→ **To do**
Restate all the material verbatim, except for the pictures.

Dataset rows:

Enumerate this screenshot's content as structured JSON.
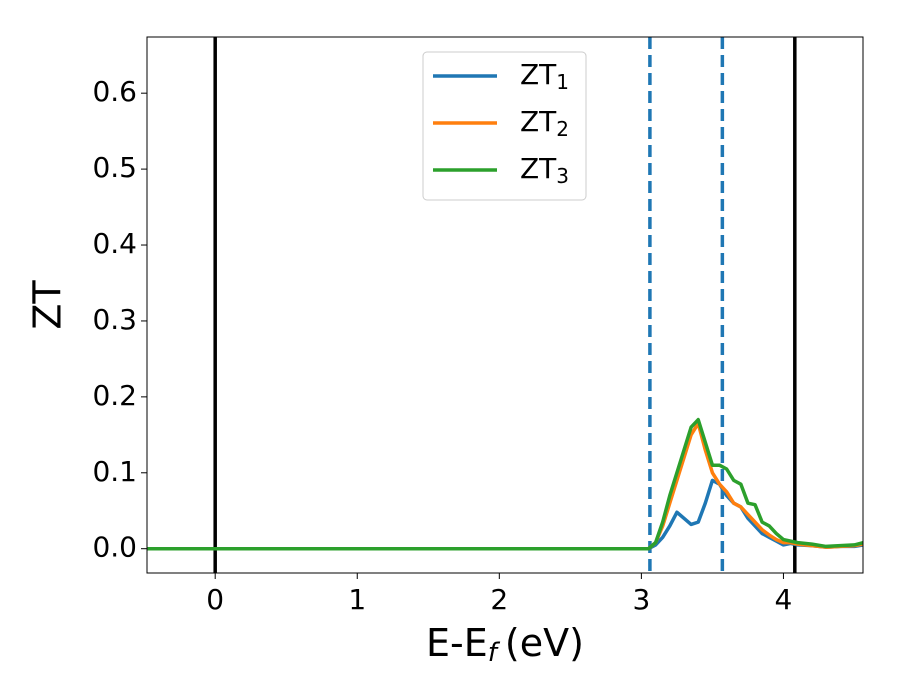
{
  "chart_data": {
    "type": "line",
    "ylabel": "ZT",
    "xlabel": {
      "main": "E-E",
      "sub": "f",
      "unit": "(eV)"
    },
    "x": [
      -0.48,
      3.0,
      3.05,
      3.1,
      3.15,
      3.2,
      3.25,
      3.3,
      3.35,
      3.4,
      3.45,
      3.5,
      3.55,
      3.6,
      3.65,
      3.7,
      3.75,
      3.8,
      3.85,
      3.9,
      3.95,
      4.0,
      4.05,
      4.1,
      4.2,
      4.3,
      4.4,
      4.5,
      4.56
    ],
    "series": [
      {
        "name": {
          "main": "ZT",
          "sub": "1"
        },
        "color": "#1f77b4",
        "values": [
          0,
          0,
          0,
          0.005,
          0.015,
          0.03,
          0.048,
          0.04,
          0.032,
          0.035,
          0.06,
          0.09,
          0.085,
          0.07,
          0.06,
          0.055,
          0.04,
          0.03,
          0.02,
          0.015,
          0.01,
          0.005,
          0.007,
          0.005,
          0.004,
          0.002,
          0.003,
          0.003,
          0.005
        ]
      },
      {
        "name": {
          "main": "ZT",
          "sub": "2"
        },
        "color": "#ff7f0e",
        "values": [
          0,
          0,
          0,
          0.008,
          0.03,
          0.06,
          0.09,
          0.12,
          0.15,
          0.165,
          0.13,
          0.1,
          0.085,
          0.075,
          0.06,
          0.055,
          0.045,
          0.035,
          0.025,
          0.018,
          0.012,
          0.008,
          0.008,
          0.006,
          0.004,
          0.002,
          0.003,
          0.004,
          0.006
        ]
      },
      {
        "name": {
          "main": "ZT",
          "sub": "3"
        },
        "color": "#2ca02c",
        "values": [
          0,
          0,
          0,
          0.008,
          0.035,
          0.07,
          0.1,
          0.13,
          0.16,
          0.17,
          0.14,
          0.11,
          0.11,
          0.105,
          0.09,
          0.085,
          0.06,
          0.058,
          0.035,
          0.03,
          0.02,
          0.012,
          0.01,
          0.008,
          0.006,
          0.003,
          0.004,
          0.005,
          0.008
        ]
      }
    ],
    "vlines": [
      {
        "x": 0,
        "color": "#000000",
        "style": "solid"
      },
      {
        "x": 4.08,
        "color": "#000000",
        "style": "solid"
      },
      {
        "x": 3.06,
        "color": "#1f77b4",
        "style": "dashed"
      },
      {
        "x": 3.57,
        "color": "#1f77b4",
        "style": "dashed"
      }
    ],
    "xlim": [
      -0.48,
      4.56
    ],
    "ylim": [
      -0.032,
      0.674
    ],
    "xticks": [
      0,
      1,
      2,
      3,
      4
    ],
    "yticks": [
      {
        "value": 0,
        "label": "0.0"
      },
      0.1,
      0.2,
      0.3,
      0.4,
      0.5,
      0.6
    ],
    "legend": "upper center",
    "grid": false
  }
}
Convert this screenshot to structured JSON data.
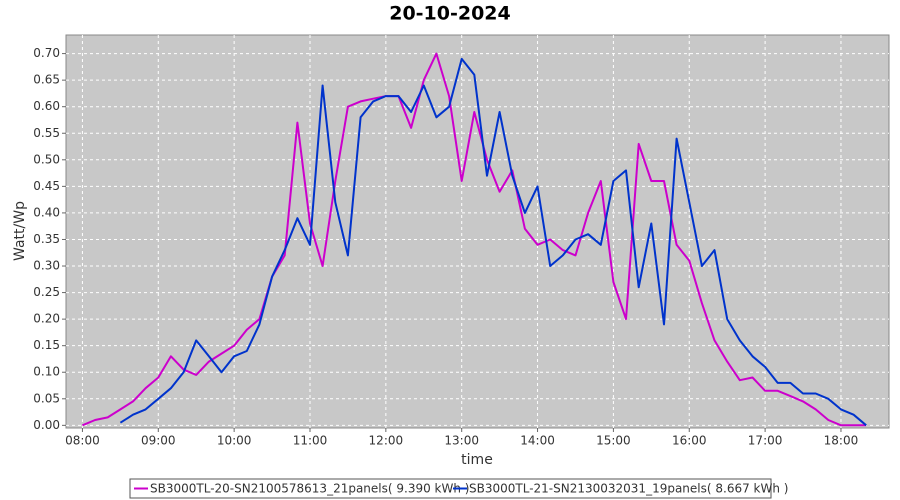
{
  "chart_data": {
    "type": "line",
    "title": "20-10-2024",
    "x_label": "time",
    "y_label": "Watt/Wp",
    "x": [
      "08:00",
      "08:10",
      "08:20",
      "08:30",
      "08:40",
      "08:50",
      "09:00",
      "09:10",
      "09:20",
      "09:30",
      "09:40",
      "09:50",
      "10:00",
      "10:10",
      "10:20",
      "10:30",
      "10:40",
      "10:50",
      "11:00",
      "11:10",
      "11:20",
      "11:30",
      "11:40",
      "11:50",
      "12:00",
      "12:10",
      "12:20",
      "12:30",
      "12:40",
      "12:50",
      "13:00",
      "13:10",
      "13:20",
      "13:30",
      "13:40",
      "13:50",
      "14:00",
      "14:10",
      "14:20",
      "14:30",
      "14:40",
      "14:50",
      "15:00",
      "15:10",
      "15:20",
      "15:30",
      "15:40",
      "15:50",
      "16:00",
      "16:10",
      "16:20",
      "16:30",
      "16:40",
      "16:50",
      "17:00",
      "17:10",
      "17:20",
      "17:30",
      "17:40",
      "17:50",
      "18:00",
      "18:10",
      "18:20"
    ],
    "series": [
      {
        "name": "SB3000TL-20-SN2100578613_21panels( 9.390 kWh )",
        "color": "#cc00cc",
        "values": [
          0,
          0.01,
          0.015,
          0.03,
          0.045,
          0.07,
          0.09,
          0.13,
          0.105,
          0.095,
          0.12,
          0.135,
          0.15,
          0.18,
          0.2,
          0.28,
          0.32,
          0.57,
          0.38,
          0.3,
          0.46,
          0.6,
          0.61,
          0.615,
          0.62,
          0.62,
          0.56,
          0.65,
          0.7,
          0.62,
          0.46,
          0.59,
          0.5,
          0.44,
          0.48,
          0.37,
          0.34,
          0.35,
          0.33,
          0.32,
          0.4,
          0.46,
          0.27,
          0.2,
          0.53,
          0.46,
          0.46,
          0.34,
          0.31,
          0.23,
          0.16,
          0.12,
          0.085,
          0.09,
          0.065,
          0.065,
          0.055,
          0.045,
          0.03,
          0.01,
          0,
          0,
          0
        ]
      },
      {
        "name": "SB3000TL-21-SN2130032031_19panels( 8.667 kWh )",
        "color": "#0033cc",
        "values": [
          null,
          null,
          null,
          0.005,
          0.02,
          0.03,
          0.05,
          0.07,
          0.1,
          0.16,
          0.13,
          0.1,
          0.13,
          0.14,
          0.19,
          0.28,
          0.33,
          0.39,
          0.34,
          0.64,
          0.42,
          0.32,
          0.58,
          0.61,
          0.62,
          0.62,
          0.59,
          0.64,
          0.58,
          0.6,
          0.69,
          0.66,
          0.47,
          0.59,
          0.47,
          0.4,
          0.45,
          0.3,
          0.32,
          0.35,
          0.36,
          0.34,
          0.46,
          0.48,
          0.26,
          0.38,
          0.19,
          0.54,
          0.42,
          0.3,
          0.33,
          0.2,
          0.16,
          0.13,
          0.11,
          0.08,
          0.08,
          0.06,
          0.06,
          0.05,
          0.03,
          0.02,
          0
        ]
      }
    ],
    "xlim": [
      "07:47",
      "18:38"
    ],
    "xticks": [
      "08:00",
      "09:00",
      "10:00",
      "11:00",
      "12:00",
      "13:00",
      "14:00",
      "15:00",
      "16:00",
      "17:00",
      "18:00"
    ],
    "ylim": [
      -0.005,
      0.735
    ],
    "yticks": [
      {
        "value": 0,
        "label": "0.00"
      },
      {
        "value": 0.05,
        "label": "0.05"
      },
      {
        "value": 0.1,
        "label": "0.10"
      },
      {
        "value": 0.15,
        "label": "0.15"
      },
      {
        "value": 0.2,
        "label": "0.20"
      },
      {
        "value": 0.25,
        "label": "0.25"
      },
      {
        "value": 0.3,
        "label": "0.30"
      },
      {
        "value": 0.35,
        "label": "0.35"
      },
      {
        "value": 0.4,
        "label": "0.40"
      },
      {
        "value": 0.45,
        "label": "0.45"
      },
      {
        "value": 0.5,
        "label": "0.50"
      },
      {
        "value": 0.55,
        "label": "0.55"
      },
      {
        "value": 0.6,
        "label": "0.60"
      },
      {
        "value": 0.65,
        "label": "0.65"
      },
      {
        "value": 0.7,
        "label": "0.70"
      }
    ],
    "grid": true,
    "legend": "bottom"
  }
}
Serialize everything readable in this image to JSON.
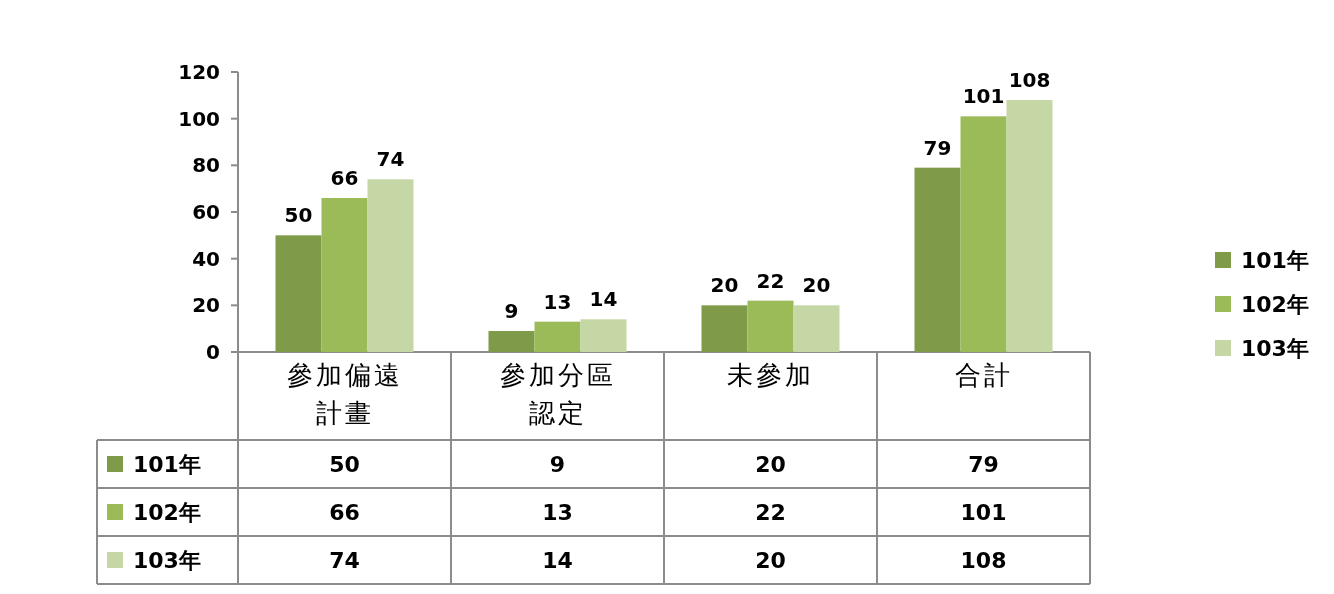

→ **Solution to this exercise**
Enumerate this screenshot's content as structured JSON.
{
  "chart_data": {
    "type": "line",
    "ylabel": "ZT",
    "xlabel": {
      "main": "E-E",
      "sub": "f",
      "unit": "(eV)"
    },
    "x": [
      -0.48,
      3.0,
      3.05,
      3.1,
      3.15,
      3.2,
      3.25,
      3.3,
      3.35,
      3.4,
      3.45,
      3.5,
      3.55,
      3.6,
      3.65,
      3.7,
      3.75,
      3.8,
      3.85,
      3.9,
      3.95,
      4.0,
      4.05,
      4.1,
      4.2,
      4.3,
      4.4,
      4.5,
      4.56
    ],
    "series": [
      {
        "name": {
          "main": "ZT",
          "sub": "1"
        },
        "color": "#1f77b4",
        "values": [
          0,
          0,
          0,
          0.005,
          0.015,
          0.03,
          0.048,
          0.04,
          0.032,
          0.035,
          0.06,
          0.09,
          0.085,
          0.07,
          0.06,
          0.055,
          0.04,
          0.03,
          0.02,
          0.015,
          0.01,
          0.005,
          0.007,
          0.005,
          0.004,
          0.002,
          0.003,
          0.003,
          0.005
        ]
      },
      {
        "name": {
          "main": "ZT",
          "sub": "2"
        },
        "color": "#ff7f0e",
        "values": [
          0,
          0,
          0,
          0.008,
          0.03,
          0.06,
          0.09,
          0.12,
          0.15,
          0.165,
          0.13,
          0.1,
          0.085,
          0.075,
          0.06,
          0.055,
          0.045,
          0.035,
          0.025,
          0.018,
          0.012,
          0.008,
          0.008,
          0.006,
          0.004,
          0.002,
          0.003,
          0.004,
          0.006
        ]
      },
      {
        "name": {
          "main": "ZT",
          "sub": "3"
        },
        "color": "#2ca02c",
        "values": [
          0,
          0,
          0,
          0.008,
          0.035,
          0.07,
          0.1,
          0.13,
          0.16,
          0.17,
          0.14,
          0.11,
          0.11,
          0.105,
          0.09,
          0.085,
          0.06,
          0.058,
          0.035,
          0.03,
          0.02,
          0.012,
          0.01,
          0.008,
          0.006,
          0.003,
          0.004,
          0.005,
          0.008
        ]
      }
    ],
    "vlines": [
      {
        "x": 0,
        "color": "#000000",
        "style": "solid"
      },
      {
        "x": 4.08,
        "color": "#000000",
        "style": "solid"
      },
      {
        "x": 3.06,
        "color": "#1f77b4",
        "style": "dashed"
      },
      {
        "x": 3.57,
        "color": "#1f77b4",
        "style": "dashed"
      }
    ],
    "xlim": [
      -0.48,
      4.56
    ],
    "ylim": [
      -0.032,
      0.674
    ],
    "xticks": [
      0,
      1,
      2,
      3,
      4
    ],
    "yticks": [
      {
        "value": 0,
        "label": "0.0"
      },
      0.1,
      0.2,
      0.3,
      0.4,
      0.5,
      0.6
    ],
    "legend": "upper center",
    "grid": false
  }
}
Convert this screenshot to structured JSON data.
{
  "chart_data": {
    "type": "line",
    "title": "20-10-2024",
    "x_label": "time",
    "y_label": "Watt/Wp",
    "x": [
      "08:00",
      "08:10",
      "08:20",
      "08:30",
      "08:40",
      "08:50",
      "09:00",
      "09:10",
      "09:20",
      "09:30",
      "09:40",
      "09:50",
      "10:00",
      "10:10",
      "10:20",
      "10:30",
      "10:40",
      "10:50",
      "11:00",
      "11:10",
      "11:20",
      "11:30",
      "11:40",
      "11:50",
      "12:00",
      "12:10",
      "12:20",
      "12:30",
      "12:40",
      "12:50",
      "13:00",
      "13:10",
      "13:20",
      "13:30",
      "13:40",
      "13:50",
      "14:00",
      "14:10",
      "14:20",
      "14:30",
      "14:40",
      "14:50",
      "15:00",
      "15:10",
      "15:20",
      "15:30",
      "15:40",
      "15:50",
      "16:00",
      "16:10",
      "16:20",
      "16:30",
      "16:40",
      "16:50",
      "17:00",
      "17:10",
      "17:20",
      "17:30",
      "17:40",
      "17:50",
      "18:00",
      "18:10",
      "18:20"
    ],
    "series": [
      {
        "name": "SB3000TL-20-SN2100578613_21panels( 9.390 kWh )",
        "color": "#cc00cc",
        "values": [
          0,
          0.01,
          0.015,
          0.03,
          0.045,
          0.07,
          0.09,
          0.13,
          0.105,
          0.095,
          0.12,
          0.135,
          0.15,
          0.18,
          0.2,
          0.28,
          0.32,
          0.57,
          0.38,
          0.3,
          0.46,
          0.6,
          0.61,
          0.615,
          0.62,
          0.62,
          0.56,
          0.65,
          0.7,
          0.62,
          0.46,
          0.59,
          0.5,
          0.44,
          0.48,
          0.37,
          0.34,
          0.35,
          0.33,
          0.32,
          0.4,
          0.46,
          0.27,
          0.2,
          0.53,
          0.46,
          0.46,
          0.34,
          0.31,
          0.23,
          0.16,
          0.12,
          0.085,
          0.09,
          0.065,
          0.065,
          0.055,
          0.045,
          0.03,
          0.01,
          0,
          0,
          0
        ]
      },
      {
        "name": "SB3000TL-21-SN2130032031_19panels( 8.667 kWh )",
        "color": "#0033cc",
        "values": [
          null,
          null,
          null,
          0.005,
          0.02,
          0.03,
          0.05,
          0.07,
          0.1,
          0.16,
          0.13,
          0.1,
          0.13,
          0.14,
          0.19,
          0.28,
          0.33,
          0.39,
          0.34,
          0.64,
          0.42,
          0.32,
          0.58,
          0.61,
          0.62,
          0.62,
          0.59,
          0.64,
          0.58,
          0.6,
          0.69,
          0.66,
          0.47,
          0.59,
          0.47,
          0.4,
          0.45,
          0.3,
          0.32,
          0.35,
          0.36,
          0.34,
          0.46,
          0.48,
          0.26,
          0.38,
          0.19,
          0.54,
          0.42,
          0.3,
          0.33,
          0.2,
          0.16,
          0.13,
          0.11,
          0.08,
          0.08,
          0.06,
          0.06,
          0.05,
          0.03,
          0.02,
          0
        ]
      }
    ],
    "xlim": [
      "07:47",
      "18:38"
    ],
    "xticks": [
      "08:00",
      "09:00",
      "10:00",
      "11:00",
      "12:00",
      "13:00",
      "14:00",
      "15:00",
      "16:00",
      "17:00",
      "18:00"
    ],
    "ylim": [
      -0.005,
      0.735
    ],
    "yticks": [
      {
        "value": 0,
        "label": "0.00"
      },
      {
        "value": 0.05,
        "label": "0.05"
      },
      {
        "value": 0.1,
        "label": "0.10"
      },
      {
        "value": 0.15,
        "label": "0.15"
      },
      {
        "value": 0.2,
        "label": "0.20"
      },
      {
        "value": 0.25,
        "label": "0.25"
      },
      {
        "value": 0.3,
        "label": "0.30"
      },
      {
        "value": 0.35,
        "label": "0.35"
      },
      {
        "value": 0.4,
        "label": "0.40"
      },
      {
        "value": 0.45,
        "label": "0.45"
      },
      {
        "value": 0.5,
        "label": "0.50"
      },
      {
        "value": 0.55,
        "label": "0.55"
      },
      {
        "value": 0.6,
        "label": "0.60"
      },
      {
        "value": 0.65,
        "label": "0.65"
      },
      {
        "value": 0.7,
        "label": "0.70"
      }
    ],
    "grid": true,
    "legend": "bottom"
  }
}
Serialize everything readable in this image to JSON.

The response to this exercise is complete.